**REQUIRED WORK:**
What you return should match every record exactly, with the images removed.

Stored entries:

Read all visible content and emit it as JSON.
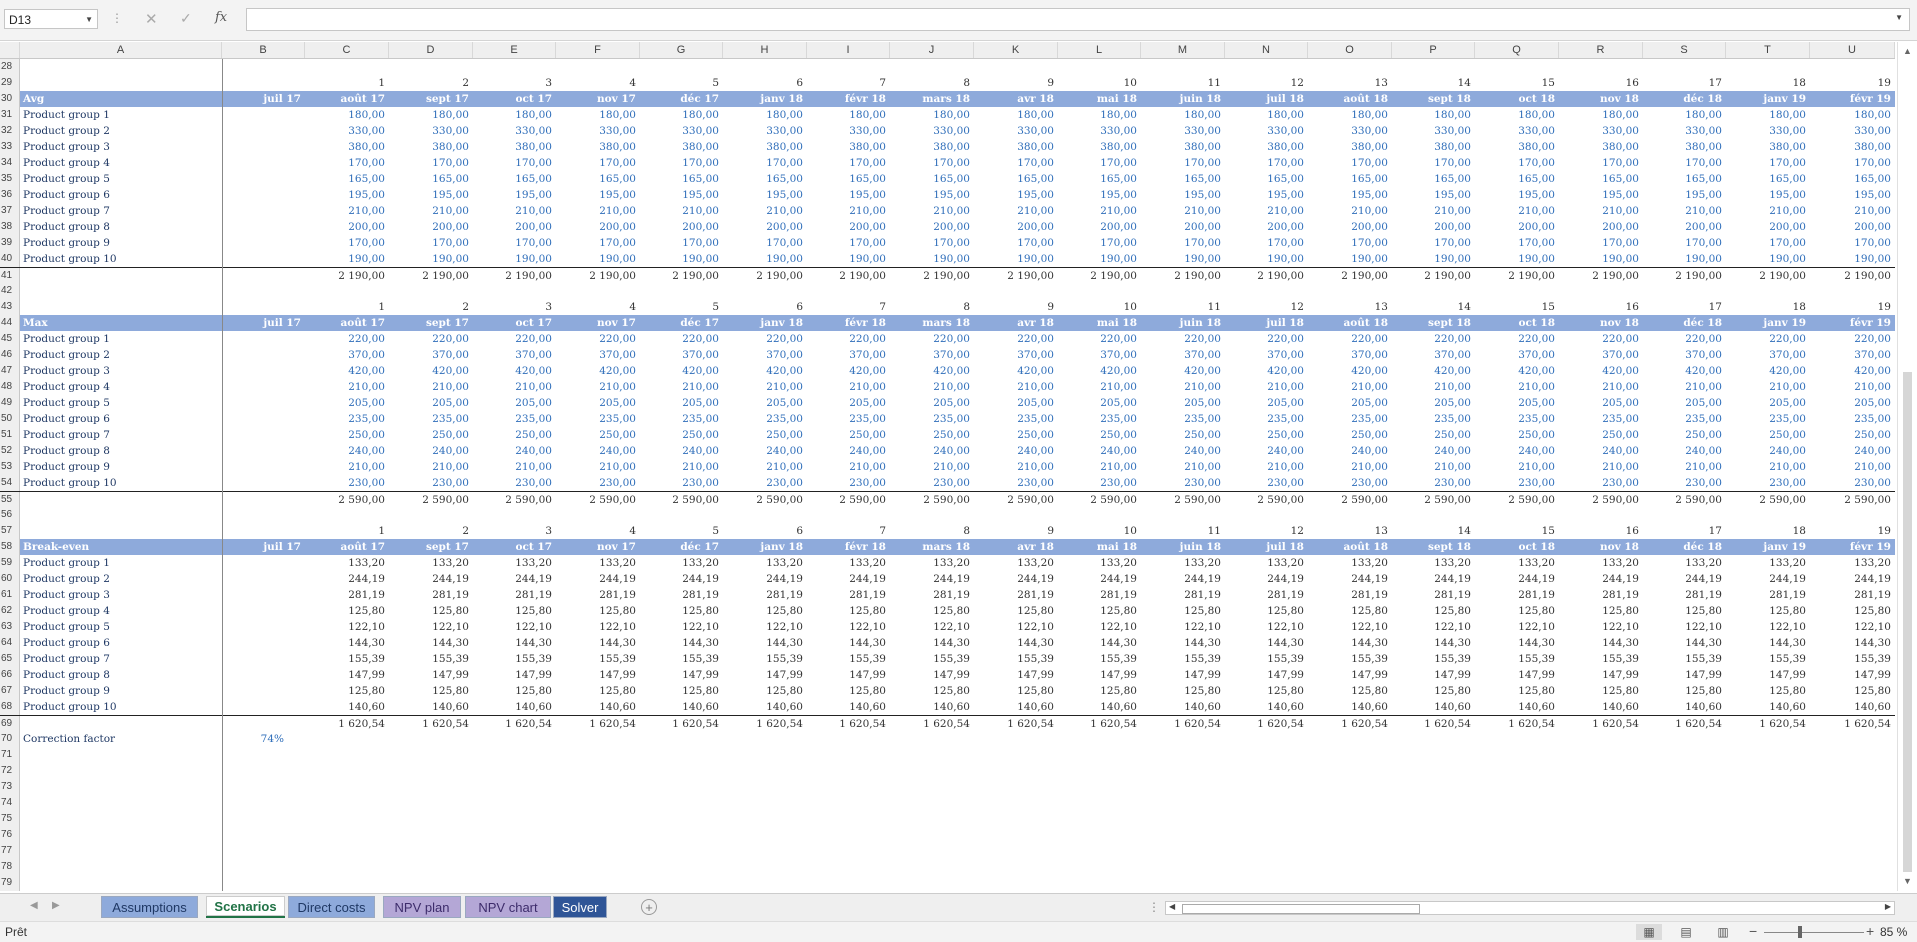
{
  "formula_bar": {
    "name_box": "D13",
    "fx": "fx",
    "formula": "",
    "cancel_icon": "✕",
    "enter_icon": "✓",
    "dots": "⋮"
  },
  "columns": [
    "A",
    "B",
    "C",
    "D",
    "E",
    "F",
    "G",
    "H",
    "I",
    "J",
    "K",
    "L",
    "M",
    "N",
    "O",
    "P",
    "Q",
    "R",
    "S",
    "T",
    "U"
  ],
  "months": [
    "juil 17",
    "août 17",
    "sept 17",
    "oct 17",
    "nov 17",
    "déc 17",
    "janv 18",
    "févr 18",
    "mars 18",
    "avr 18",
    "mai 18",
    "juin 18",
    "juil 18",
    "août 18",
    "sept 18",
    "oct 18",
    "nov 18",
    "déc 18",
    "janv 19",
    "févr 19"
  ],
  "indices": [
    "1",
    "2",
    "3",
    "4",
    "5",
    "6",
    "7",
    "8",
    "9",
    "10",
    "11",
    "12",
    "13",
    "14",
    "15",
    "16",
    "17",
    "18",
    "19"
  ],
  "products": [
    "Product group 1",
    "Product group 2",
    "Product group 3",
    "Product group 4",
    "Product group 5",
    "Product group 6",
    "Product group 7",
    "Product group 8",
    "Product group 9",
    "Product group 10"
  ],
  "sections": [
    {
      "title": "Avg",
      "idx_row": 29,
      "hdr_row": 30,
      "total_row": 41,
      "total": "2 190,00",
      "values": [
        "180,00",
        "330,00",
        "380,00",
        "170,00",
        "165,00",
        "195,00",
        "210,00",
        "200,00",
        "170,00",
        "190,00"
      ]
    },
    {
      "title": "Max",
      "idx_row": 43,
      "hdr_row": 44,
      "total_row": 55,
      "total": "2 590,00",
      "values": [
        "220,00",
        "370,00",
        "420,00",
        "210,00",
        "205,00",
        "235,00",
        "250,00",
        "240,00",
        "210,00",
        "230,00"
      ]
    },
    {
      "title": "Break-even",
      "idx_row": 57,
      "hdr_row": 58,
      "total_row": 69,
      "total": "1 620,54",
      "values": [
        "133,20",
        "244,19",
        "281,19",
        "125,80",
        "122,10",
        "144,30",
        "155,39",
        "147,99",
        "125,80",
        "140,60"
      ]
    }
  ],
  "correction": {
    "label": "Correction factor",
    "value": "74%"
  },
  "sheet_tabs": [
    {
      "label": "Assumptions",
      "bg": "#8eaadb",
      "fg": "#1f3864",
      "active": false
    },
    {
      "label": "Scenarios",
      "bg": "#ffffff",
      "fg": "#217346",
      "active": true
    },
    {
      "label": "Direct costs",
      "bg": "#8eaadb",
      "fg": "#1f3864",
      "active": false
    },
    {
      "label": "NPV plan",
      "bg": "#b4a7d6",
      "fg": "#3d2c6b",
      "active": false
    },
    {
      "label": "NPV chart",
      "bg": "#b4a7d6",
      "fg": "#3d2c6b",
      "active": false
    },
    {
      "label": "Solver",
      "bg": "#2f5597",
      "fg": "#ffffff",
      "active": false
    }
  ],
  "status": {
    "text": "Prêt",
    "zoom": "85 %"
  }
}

**TASK RESPONSE:**
Read all visible content and emit it as JSON.
{
  "formula_bar": {
    "name_box": "D13",
    "fx": "fx",
    "formula": "",
    "cancel_icon": "✕",
    "enter_icon": "✓",
    "dots": "⋮"
  },
  "columns": [
    "A",
    "B",
    "C",
    "D",
    "E",
    "F",
    "G",
    "H",
    "I",
    "J",
    "K",
    "L",
    "M",
    "N",
    "O",
    "P",
    "Q",
    "R",
    "S",
    "T",
    "U"
  ],
  "months": [
    "juil 17",
    "août 17",
    "sept 17",
    "oct 17",
    "nov 17",
    "déc 17",
    "janv 18",
    "févr 18",
    "mars 18",
    "avr 18",
    "mai 18",
    "juin 18",
    "juil 18",
    "août 18",
    "sept 18",
    "oct 18",
    "nov 18",
    "déc 18",
    "janv 19",
    "févr 19"
  ],
  "indices": [
    "1",
    "2",
    "3",
    "4",
    "5",
    "6",
    "7",
    "8",
    "9",
    "10",
    "11",
    "12",
    "13",
    "14",
    "15",
    "16",
    "17",
    "18",
    "19"
  ],
  "products": [
    "Product group 1",
    "Product group 2",
    "Product group 3",
    "Product group 4",
    "Product group 5",
    "Product group 6",
    "Product group 7",
    "Product group 8",
    "Product group 9",
    "Product group 10"
  ],
  "sections": [
    {
      "title": "Avg",
      "idx_row": 29,
      "hdr_row": 30,
      "total_row": 41,
      "total": "2 190,00",
      "values": [
        "180,00",
        "330,00",
        "380,00",
        "170,00",
        "165,00",
        "195,00",
        "210,00",
        "200,00",
        "170,00",
        "190,00"
      ]
    },
    {
      "title": "Max",
      "idx_row": 43,
      "hdr_row": 44,
      "total_row": 55,
      "total": "2 590,00",
      "values": [
        "220,00",
        "370,00",
        "420,00",
        "210,00",
        "205,00",
        "235,00",
        "250,00",
        "240,00",
        "210,00",
        "230,00"
      ]
    },
    {
      "title": "Break-even",
      "idx_row": 57,
      "hdr_row": 58,
      "total_row": 69,
      "total": "1 620,54",
      "values": [
        "133,20",
        "244,19",
        "281,19",
        "125,80",
        "122,10",
        "144,30",
        "155,39",
        "147,99",
        "125,80",
        "140,60"
      ]
    }
  ],
  "correction": {
    "label": "Correction factor",
    "value": "74%"
  },
  "sheet_tabs": [
    {
      "label": "Assumptions",
      "bg": "#8eaadb",
      "fg": "#1f3864",
      "active": false
    },
    {
      "label": "Scenarios",
      "bg": "#ffffff",
      "fg": "#217346",
      "active": true
    },
    {
      "label": "Direct costs",
      "bg": "#8eaadb",
      "fg": "#1f3864",
      "active": false
    },
    {
      "label": "NPV plan",
      "bg": "#b4a7d6",
      "fg": "#3d2c6b",
      "active": false
    },
    {
      "label": "NPV chart",
      "bg": "#b4a7d6",
      "fg": "#3d2c6b",
      "active": false
    },
    {
      "label": "Solver",
      "bg": "#2f5597",
      "fg": "#ffffff",
      "active": false
    }
  ],
  "status": {
    "text": "Prêt",
    "zoom": "85 %"
  }
}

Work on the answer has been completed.